-- START OF SUPPLIED RECORDS --
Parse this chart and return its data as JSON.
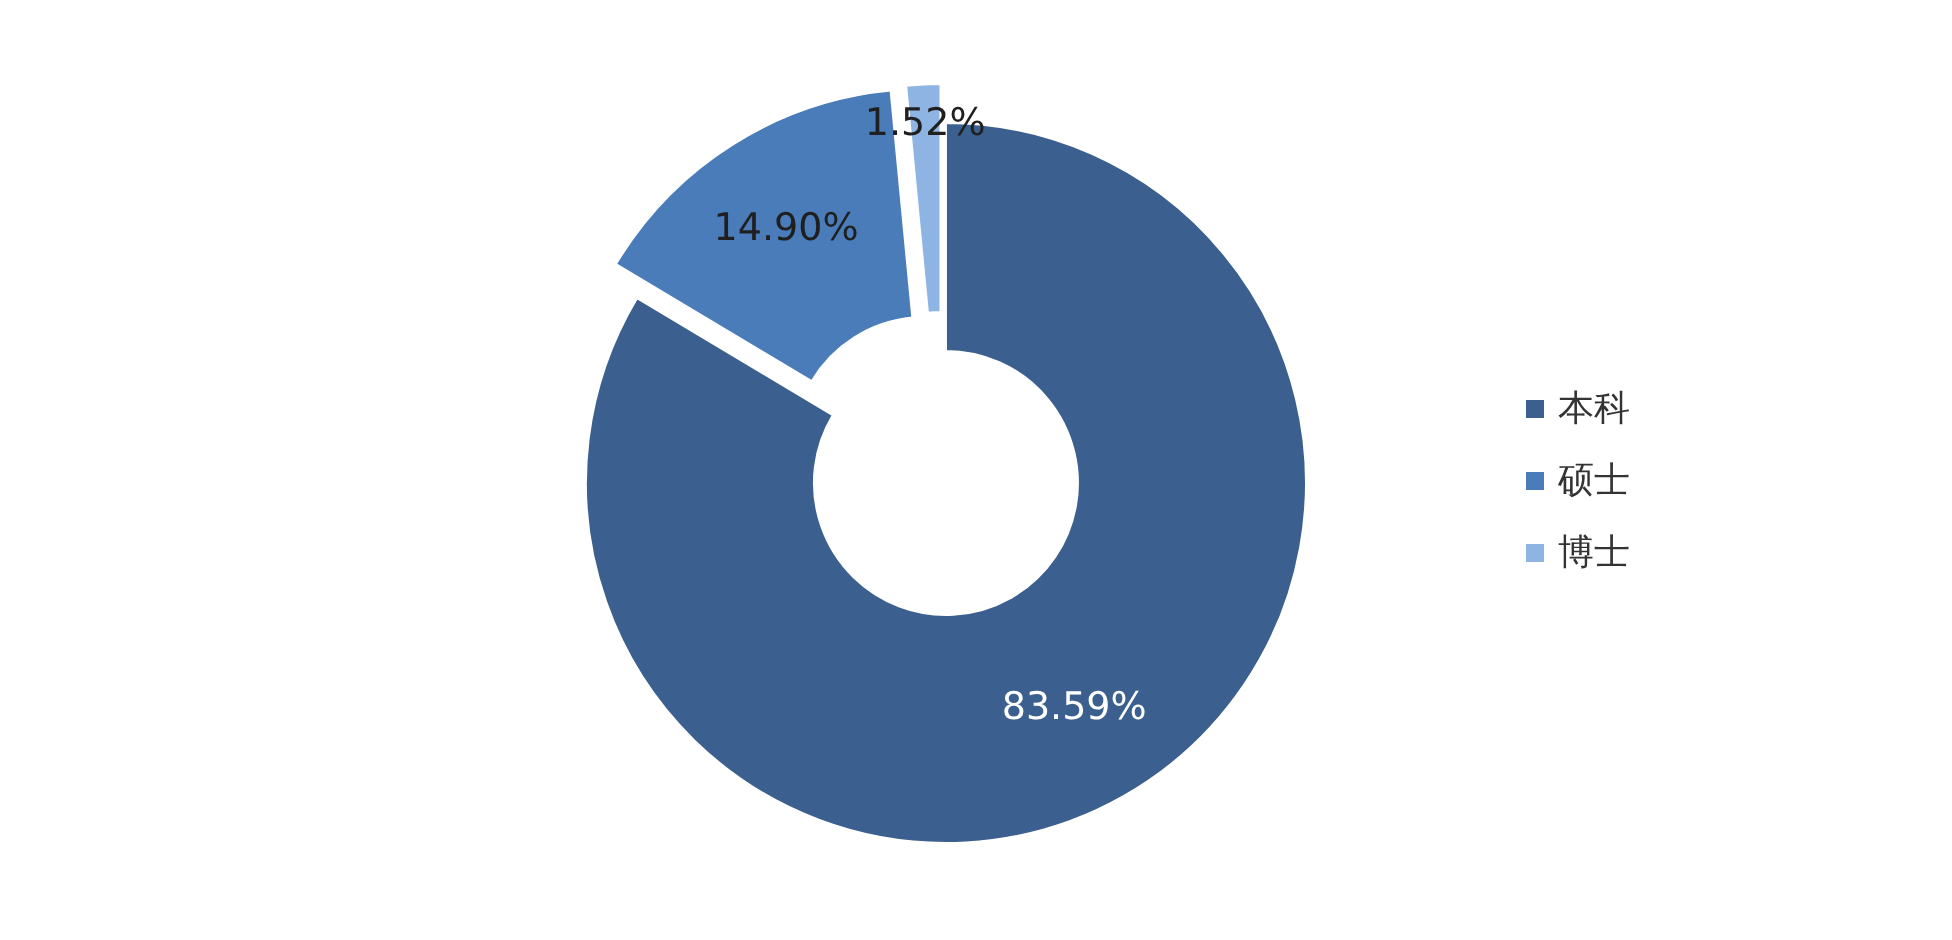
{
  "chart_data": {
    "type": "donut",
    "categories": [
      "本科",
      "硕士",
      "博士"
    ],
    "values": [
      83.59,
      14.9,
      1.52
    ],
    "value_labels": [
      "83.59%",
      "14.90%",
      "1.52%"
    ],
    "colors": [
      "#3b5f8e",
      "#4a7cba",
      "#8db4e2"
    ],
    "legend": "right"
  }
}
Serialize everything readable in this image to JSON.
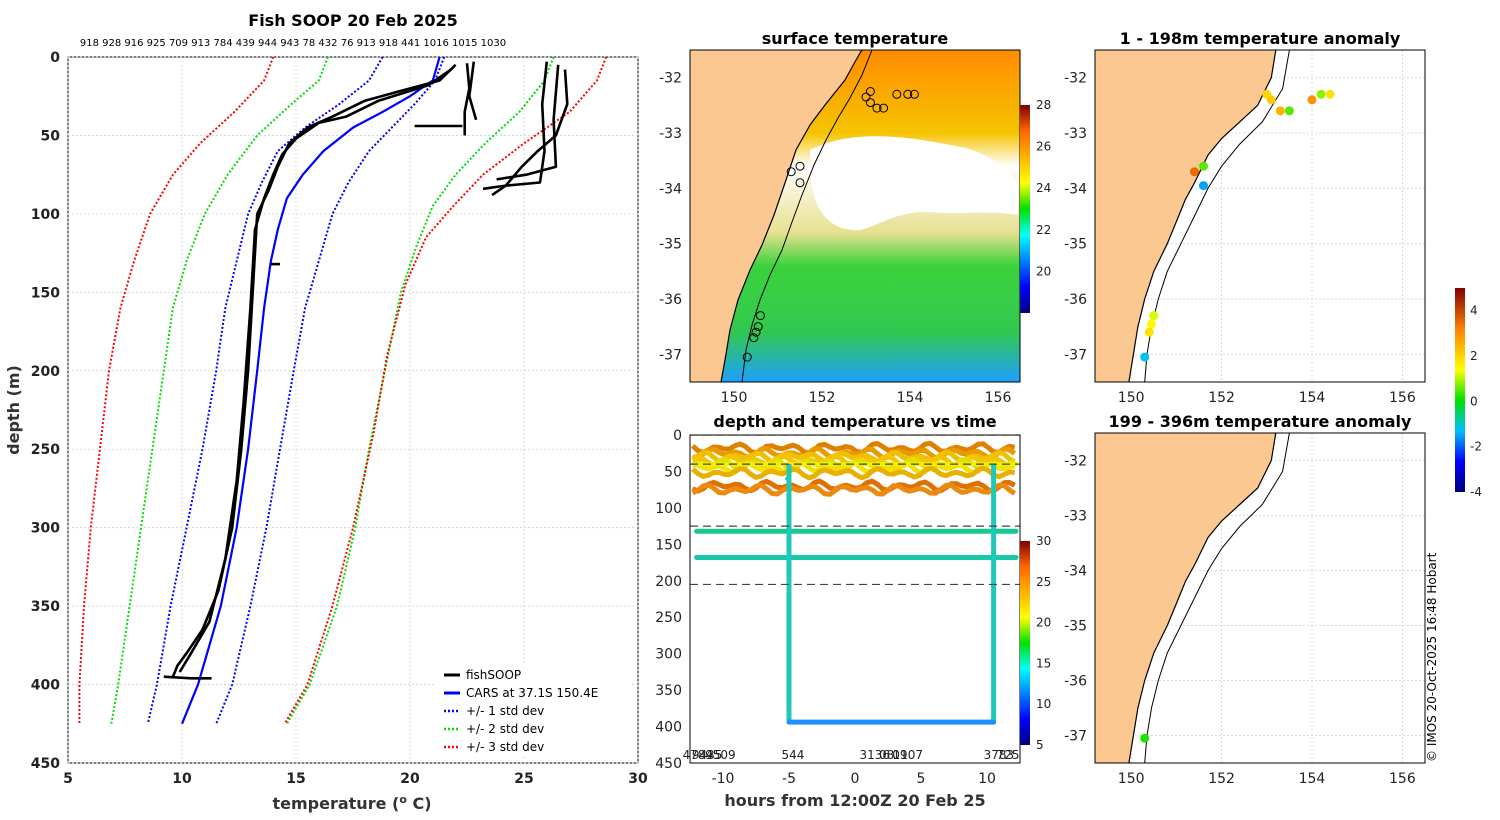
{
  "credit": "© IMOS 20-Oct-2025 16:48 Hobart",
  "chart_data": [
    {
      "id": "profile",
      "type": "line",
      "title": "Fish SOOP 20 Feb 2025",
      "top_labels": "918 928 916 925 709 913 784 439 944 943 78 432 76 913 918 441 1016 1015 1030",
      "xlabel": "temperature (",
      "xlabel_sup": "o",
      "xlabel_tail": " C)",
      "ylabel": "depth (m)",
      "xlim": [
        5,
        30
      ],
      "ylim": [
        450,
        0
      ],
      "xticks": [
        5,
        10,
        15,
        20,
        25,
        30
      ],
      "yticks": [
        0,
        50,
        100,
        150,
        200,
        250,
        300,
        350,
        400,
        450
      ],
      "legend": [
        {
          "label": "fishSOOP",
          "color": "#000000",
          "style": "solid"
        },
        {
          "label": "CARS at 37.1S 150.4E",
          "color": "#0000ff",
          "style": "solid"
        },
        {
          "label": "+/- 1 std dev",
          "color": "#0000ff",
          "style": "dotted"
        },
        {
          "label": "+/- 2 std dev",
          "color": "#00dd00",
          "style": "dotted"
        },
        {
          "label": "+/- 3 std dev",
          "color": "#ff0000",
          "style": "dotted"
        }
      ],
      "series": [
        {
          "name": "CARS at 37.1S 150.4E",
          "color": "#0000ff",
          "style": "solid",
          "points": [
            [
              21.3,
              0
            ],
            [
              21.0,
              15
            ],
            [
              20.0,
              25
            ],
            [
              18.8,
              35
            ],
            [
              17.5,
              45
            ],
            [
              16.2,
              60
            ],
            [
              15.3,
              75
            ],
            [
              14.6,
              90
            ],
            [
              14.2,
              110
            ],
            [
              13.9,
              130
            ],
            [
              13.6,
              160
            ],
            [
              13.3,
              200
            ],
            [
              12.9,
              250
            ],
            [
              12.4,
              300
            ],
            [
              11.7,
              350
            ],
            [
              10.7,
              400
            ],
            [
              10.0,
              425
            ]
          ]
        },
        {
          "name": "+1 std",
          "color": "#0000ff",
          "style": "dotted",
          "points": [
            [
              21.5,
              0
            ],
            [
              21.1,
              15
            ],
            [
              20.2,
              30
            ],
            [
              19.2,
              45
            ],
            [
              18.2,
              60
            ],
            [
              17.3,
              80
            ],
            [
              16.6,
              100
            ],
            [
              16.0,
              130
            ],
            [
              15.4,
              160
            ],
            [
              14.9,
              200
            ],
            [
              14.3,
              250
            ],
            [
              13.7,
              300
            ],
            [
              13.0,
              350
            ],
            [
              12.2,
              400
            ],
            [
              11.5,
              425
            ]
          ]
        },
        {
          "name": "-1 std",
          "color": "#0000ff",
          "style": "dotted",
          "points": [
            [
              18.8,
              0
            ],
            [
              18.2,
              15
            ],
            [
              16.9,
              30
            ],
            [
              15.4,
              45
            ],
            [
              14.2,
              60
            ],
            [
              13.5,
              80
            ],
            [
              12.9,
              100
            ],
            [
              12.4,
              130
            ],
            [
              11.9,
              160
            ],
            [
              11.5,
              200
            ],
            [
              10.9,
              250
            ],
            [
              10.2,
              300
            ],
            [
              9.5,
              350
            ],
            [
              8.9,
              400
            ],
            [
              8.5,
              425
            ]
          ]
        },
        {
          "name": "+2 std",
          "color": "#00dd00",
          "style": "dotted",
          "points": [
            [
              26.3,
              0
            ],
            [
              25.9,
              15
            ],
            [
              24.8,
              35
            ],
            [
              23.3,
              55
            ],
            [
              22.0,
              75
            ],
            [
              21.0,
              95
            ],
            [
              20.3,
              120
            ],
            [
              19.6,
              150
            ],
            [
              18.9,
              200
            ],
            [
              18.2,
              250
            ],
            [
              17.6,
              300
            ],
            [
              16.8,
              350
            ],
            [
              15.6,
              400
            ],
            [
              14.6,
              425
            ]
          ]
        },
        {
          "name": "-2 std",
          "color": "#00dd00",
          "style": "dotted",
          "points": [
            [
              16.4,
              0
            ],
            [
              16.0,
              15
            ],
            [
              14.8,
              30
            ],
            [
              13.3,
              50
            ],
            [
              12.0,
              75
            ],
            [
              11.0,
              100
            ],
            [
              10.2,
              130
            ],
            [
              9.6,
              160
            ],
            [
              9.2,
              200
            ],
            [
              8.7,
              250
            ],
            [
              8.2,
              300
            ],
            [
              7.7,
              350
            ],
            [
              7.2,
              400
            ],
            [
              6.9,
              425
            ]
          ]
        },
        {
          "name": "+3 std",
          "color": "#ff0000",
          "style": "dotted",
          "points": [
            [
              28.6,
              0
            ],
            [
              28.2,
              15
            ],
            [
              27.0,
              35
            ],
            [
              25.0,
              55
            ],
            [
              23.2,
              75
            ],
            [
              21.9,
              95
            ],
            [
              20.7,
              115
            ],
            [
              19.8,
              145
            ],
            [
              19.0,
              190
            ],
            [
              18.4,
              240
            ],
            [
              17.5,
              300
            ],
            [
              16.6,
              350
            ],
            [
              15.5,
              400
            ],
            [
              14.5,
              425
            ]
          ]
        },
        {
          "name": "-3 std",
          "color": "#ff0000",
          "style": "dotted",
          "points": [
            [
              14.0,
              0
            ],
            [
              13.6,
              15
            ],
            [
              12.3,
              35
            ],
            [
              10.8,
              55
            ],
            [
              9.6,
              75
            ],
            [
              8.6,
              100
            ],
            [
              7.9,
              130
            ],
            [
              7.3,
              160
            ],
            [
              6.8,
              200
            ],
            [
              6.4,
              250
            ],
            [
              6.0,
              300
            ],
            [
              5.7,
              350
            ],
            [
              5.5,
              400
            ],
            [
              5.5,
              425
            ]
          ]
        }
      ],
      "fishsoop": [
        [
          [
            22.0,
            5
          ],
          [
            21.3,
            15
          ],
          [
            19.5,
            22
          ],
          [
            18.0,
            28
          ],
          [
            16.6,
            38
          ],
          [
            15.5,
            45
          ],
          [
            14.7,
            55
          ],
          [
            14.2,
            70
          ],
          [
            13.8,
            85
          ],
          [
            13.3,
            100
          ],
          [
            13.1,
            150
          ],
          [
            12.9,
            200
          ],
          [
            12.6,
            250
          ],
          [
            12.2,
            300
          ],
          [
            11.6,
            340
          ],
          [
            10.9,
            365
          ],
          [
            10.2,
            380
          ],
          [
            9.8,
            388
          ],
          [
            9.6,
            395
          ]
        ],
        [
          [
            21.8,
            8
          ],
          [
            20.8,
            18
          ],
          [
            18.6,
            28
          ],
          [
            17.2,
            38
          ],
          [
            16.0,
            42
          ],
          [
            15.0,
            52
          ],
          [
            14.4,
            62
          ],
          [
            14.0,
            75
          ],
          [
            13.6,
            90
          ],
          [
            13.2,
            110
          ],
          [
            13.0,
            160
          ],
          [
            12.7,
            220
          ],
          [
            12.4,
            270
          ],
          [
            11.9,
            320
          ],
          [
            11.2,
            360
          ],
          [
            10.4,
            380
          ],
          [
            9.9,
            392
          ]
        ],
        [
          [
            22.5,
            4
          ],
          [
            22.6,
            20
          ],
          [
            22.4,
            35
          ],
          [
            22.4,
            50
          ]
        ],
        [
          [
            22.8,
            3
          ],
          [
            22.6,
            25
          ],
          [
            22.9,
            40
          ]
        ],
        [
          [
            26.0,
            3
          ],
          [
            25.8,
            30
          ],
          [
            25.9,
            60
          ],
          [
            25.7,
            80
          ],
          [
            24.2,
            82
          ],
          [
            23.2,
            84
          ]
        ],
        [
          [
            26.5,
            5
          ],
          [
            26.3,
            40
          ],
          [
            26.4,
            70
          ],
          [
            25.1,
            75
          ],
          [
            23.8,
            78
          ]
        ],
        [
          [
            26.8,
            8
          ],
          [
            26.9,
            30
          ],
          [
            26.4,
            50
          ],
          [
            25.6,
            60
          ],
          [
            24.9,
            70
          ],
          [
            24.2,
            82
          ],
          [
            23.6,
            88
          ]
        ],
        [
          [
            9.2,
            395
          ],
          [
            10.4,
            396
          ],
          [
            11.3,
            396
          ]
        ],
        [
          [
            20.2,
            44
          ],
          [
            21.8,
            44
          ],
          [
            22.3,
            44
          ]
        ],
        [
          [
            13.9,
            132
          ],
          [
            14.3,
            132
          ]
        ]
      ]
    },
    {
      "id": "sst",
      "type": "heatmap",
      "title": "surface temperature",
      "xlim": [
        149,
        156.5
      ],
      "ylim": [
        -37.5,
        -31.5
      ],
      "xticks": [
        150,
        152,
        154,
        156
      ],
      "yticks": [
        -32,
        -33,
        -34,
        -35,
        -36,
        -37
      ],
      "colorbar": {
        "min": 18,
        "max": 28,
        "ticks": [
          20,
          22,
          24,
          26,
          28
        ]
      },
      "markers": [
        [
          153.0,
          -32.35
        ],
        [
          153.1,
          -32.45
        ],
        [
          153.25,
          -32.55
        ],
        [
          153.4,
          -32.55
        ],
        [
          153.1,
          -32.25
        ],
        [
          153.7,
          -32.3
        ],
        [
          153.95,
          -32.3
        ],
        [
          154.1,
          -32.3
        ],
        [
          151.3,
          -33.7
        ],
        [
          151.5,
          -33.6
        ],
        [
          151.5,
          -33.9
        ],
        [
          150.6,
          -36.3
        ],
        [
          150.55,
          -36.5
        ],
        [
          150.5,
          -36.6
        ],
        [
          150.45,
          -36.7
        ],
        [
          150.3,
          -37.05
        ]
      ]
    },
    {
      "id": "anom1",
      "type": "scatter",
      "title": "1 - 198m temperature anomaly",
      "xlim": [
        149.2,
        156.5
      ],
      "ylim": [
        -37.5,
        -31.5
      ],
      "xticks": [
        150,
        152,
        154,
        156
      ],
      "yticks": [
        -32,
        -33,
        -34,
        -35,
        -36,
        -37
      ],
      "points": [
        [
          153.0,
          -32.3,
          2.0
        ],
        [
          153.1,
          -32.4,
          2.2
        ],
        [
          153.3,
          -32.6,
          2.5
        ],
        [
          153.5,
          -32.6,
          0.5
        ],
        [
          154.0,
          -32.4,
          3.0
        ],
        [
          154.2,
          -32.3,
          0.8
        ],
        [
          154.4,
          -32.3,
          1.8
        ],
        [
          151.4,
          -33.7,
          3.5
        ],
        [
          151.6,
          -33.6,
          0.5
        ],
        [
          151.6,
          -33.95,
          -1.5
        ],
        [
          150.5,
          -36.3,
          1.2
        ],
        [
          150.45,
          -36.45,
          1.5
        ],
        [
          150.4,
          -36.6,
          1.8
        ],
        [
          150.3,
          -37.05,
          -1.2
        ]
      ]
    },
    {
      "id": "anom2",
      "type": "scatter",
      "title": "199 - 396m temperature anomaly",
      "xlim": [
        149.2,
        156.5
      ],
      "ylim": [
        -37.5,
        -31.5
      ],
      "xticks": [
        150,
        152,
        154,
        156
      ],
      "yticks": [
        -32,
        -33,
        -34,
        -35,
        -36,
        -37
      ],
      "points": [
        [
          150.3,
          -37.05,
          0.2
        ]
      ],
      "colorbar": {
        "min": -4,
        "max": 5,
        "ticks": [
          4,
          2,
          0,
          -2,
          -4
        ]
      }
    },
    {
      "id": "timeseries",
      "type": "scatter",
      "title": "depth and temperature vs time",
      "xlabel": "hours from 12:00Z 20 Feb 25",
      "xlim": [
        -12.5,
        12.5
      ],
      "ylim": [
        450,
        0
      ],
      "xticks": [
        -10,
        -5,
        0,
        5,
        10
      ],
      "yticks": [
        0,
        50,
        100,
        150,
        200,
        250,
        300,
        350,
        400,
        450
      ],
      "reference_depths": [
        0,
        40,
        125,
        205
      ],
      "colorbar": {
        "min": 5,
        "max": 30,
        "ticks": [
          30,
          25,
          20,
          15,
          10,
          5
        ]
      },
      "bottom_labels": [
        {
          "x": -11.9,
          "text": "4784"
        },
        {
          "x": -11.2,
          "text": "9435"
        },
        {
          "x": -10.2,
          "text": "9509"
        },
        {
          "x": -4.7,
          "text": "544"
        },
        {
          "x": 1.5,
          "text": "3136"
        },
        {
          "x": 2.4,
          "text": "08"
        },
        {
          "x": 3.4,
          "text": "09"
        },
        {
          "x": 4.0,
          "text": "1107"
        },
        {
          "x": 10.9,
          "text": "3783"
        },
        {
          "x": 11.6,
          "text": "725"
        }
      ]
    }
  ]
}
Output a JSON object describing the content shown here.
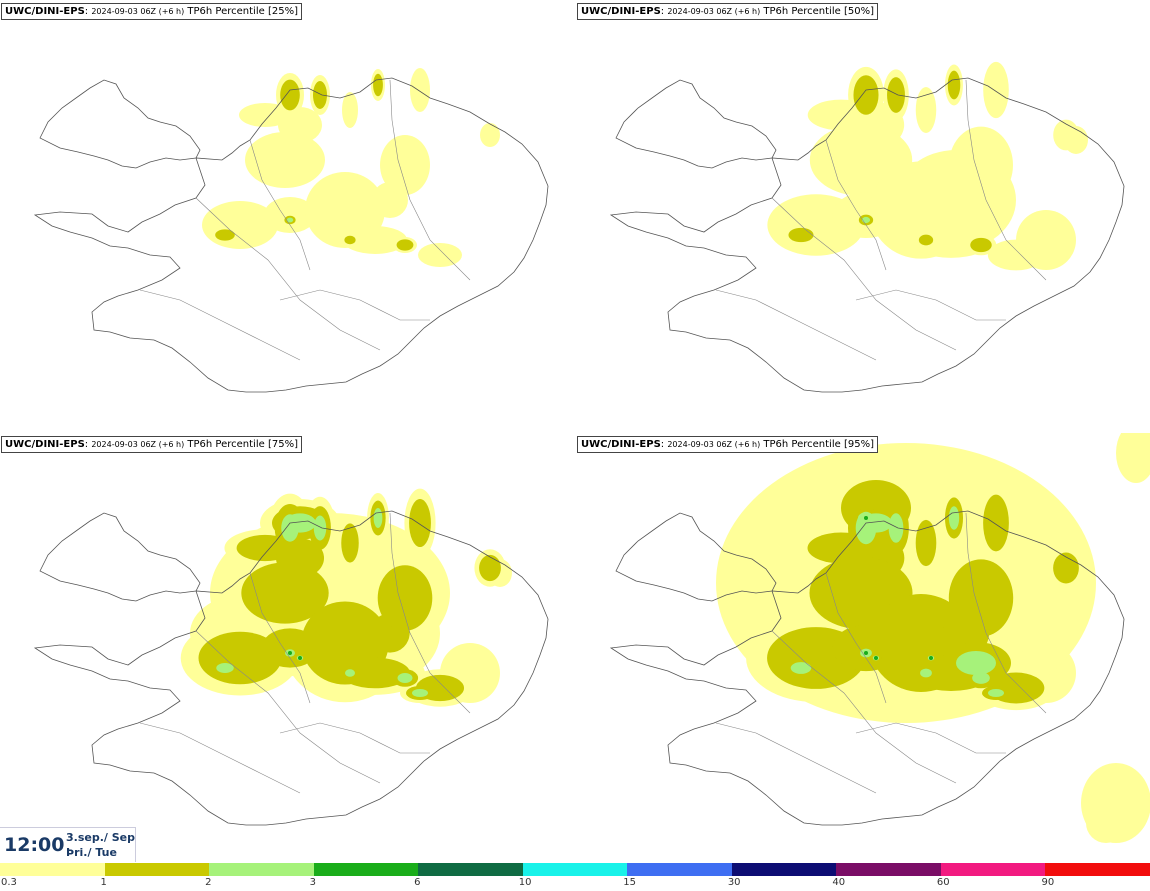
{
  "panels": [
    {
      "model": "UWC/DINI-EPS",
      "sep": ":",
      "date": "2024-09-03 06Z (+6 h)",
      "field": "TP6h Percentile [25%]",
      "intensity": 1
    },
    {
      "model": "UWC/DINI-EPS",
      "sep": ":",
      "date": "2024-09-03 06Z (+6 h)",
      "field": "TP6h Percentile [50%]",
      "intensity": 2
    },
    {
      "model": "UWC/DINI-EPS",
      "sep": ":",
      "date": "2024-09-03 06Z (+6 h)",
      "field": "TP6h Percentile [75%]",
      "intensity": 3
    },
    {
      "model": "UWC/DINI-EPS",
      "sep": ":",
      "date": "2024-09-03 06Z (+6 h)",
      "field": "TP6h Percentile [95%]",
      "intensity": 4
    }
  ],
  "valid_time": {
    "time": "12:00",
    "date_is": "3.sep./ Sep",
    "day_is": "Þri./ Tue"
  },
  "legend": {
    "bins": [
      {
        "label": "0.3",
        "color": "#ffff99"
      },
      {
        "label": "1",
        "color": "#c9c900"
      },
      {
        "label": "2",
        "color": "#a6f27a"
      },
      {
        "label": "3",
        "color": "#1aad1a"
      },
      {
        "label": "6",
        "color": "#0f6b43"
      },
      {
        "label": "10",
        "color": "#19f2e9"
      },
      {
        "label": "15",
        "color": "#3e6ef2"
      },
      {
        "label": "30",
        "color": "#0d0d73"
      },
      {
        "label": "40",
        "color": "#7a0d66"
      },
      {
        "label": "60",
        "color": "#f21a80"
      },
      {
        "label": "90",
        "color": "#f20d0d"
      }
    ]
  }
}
-- END OF SUPPLIED RECORDS --
▶ _THE PROBLEM_: List each line of the entries that holds the string "CARS".

▶ _RESULT_:
          "label": "CARS at 37.1S 150.4E",
          "name": "CARS at 37.1S 150.4E",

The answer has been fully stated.